## What is expected:
Produce an exact copy of all the data below, dropping every image.
** begin Given information **
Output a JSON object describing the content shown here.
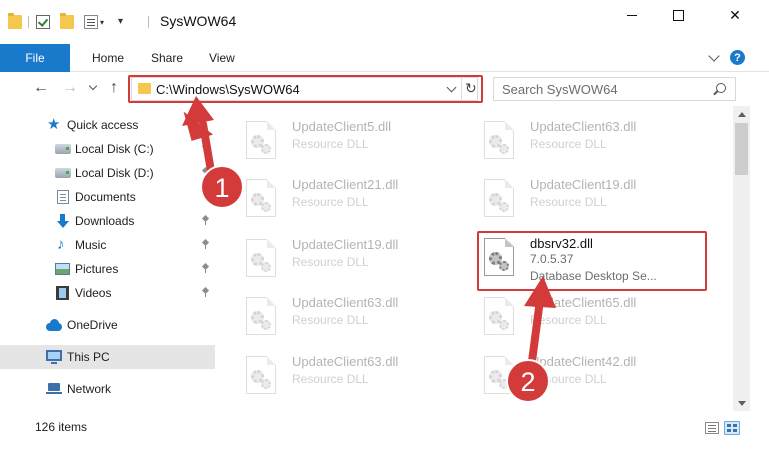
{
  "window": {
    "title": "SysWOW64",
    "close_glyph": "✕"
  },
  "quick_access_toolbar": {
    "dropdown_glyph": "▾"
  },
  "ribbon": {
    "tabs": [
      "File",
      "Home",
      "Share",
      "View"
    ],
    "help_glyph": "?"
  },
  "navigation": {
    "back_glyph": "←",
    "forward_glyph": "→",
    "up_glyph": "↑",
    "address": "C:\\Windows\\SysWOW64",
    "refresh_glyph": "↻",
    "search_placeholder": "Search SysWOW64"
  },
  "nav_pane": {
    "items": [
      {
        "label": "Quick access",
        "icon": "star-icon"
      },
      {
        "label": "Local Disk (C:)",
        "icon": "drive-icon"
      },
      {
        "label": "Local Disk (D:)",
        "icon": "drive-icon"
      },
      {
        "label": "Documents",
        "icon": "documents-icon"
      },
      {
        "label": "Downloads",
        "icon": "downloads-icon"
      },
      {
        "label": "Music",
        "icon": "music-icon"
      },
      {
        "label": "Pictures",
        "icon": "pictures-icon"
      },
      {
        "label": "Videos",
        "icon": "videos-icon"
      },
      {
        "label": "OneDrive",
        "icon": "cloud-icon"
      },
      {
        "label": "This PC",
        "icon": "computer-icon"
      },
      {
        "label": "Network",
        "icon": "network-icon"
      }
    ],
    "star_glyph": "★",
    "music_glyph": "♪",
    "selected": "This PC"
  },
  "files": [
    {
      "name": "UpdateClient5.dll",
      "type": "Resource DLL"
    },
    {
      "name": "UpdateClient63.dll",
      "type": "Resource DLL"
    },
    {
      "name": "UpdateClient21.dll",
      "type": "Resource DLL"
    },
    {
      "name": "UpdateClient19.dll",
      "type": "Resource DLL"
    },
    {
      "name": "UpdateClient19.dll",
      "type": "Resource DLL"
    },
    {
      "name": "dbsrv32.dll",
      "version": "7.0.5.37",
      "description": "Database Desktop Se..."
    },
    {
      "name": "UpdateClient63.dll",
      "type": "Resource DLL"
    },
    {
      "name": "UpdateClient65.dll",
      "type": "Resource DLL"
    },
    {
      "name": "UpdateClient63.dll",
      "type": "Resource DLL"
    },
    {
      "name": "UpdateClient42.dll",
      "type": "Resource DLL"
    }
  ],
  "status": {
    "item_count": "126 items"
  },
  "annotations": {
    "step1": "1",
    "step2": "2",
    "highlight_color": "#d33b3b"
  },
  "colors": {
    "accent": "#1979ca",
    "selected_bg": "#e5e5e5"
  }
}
** end Given information **
## In response:
Output a JSON object describing the content shown here.
{
  "window": {
    "title": "SysWOW64",
    "close_glyph": "✕"
  },
  "quick_access_toolbar": {
    "dropdown_glyph": "▾"
  },
  "ribbon": {
    "tabs": [
      "File",
      "Home",
      "Share",
      "View"
    ],
    "help_glyph": "?"
  },
  "navigation": {
    "back_glyph": "←",
    "forward_glyph": "→",
    "up_glyph": "↑",
    "address": "C:\\Windows\\SysWOW64",
    "refresh_glyph": "↻",
    "search_placeholder": "Search SysWOW64"
  },
  "nav_pane": {
    "items": [
      {
        "label": "Quick access",
        "icon": "star-icon"
      },
      {
        "label": "Local Disk (C:)",
        "icon": "drive-icon"
      },
      {
        "label": "Local Disk (D:)",
        "icon": "drive-icon"
      },
      {
        "label": "Documents",
        "icon": "documents-icon"
      },
      {
        "label": "Downloads",
        "icon": "downloads-icon"
      },
      {
        "label": "Music",
        "icon": "music-icon"
      },
      {
        "label": "Pictures",
        "icon": "pictures-icon"
      },
      {
        "label": "Videos",
        "icon": "videos-icon"
      },
      {
        "label": "OneDrive",
        "icon": "cloud-icon"
      },
      {
        "label": "This PC",
        "icon": "computer-icon"
      },
      {
        "label": "Network",
        "icon": "network-icon"
      }
    ],
    "star_glyph": "★",
    "music_glyph": "♪",
    "selected": "This PC"
  },
  "files": [
    {
      "name": "UpdateClient5.dll",
      "type": "Resource DLL"
    },
    {
      "name": "UpdateClient63.dll",
      "type": "Resource DLL"
    },
    {
      "name": "UpdateClient21.dll",
      "type": "Resource DLL"
    },
    {
      "name": "UpdateClient19.dll",
      "type": "Resource DLL"
    },
    {
      "name": "UpdateClient19.dll",
      "type": "Resource DLL"
    },
    {
      "name": "dbsrv32.dll",
      "version": "7.0.5.37",
      "description": "Database Desktop Se..."
    },
    {
      "name": "UpdateClient63.dll",
      "type": "Resource DLL"
    },
    {
      "name": "UpdateClient65.dll",
      "type": "Resource DLL"
    },
    {
      "name": "UpdateClient63.dll",
      "type": "Resource DLL"
    },
    {
      "name": "UpdateClient42.dll",
      "type": "Resource DLL"
    }
  ],
  "status": {
    "item_count": "126 items"
  },
  "annotations": {
    "step1": "1",
    "step2": "2",
    "highlight_color": "#d33b3b"
  },
  "colors": {
    "accent": "#1979ca",
    "selected_bg": "#e5e5e5"
  }
}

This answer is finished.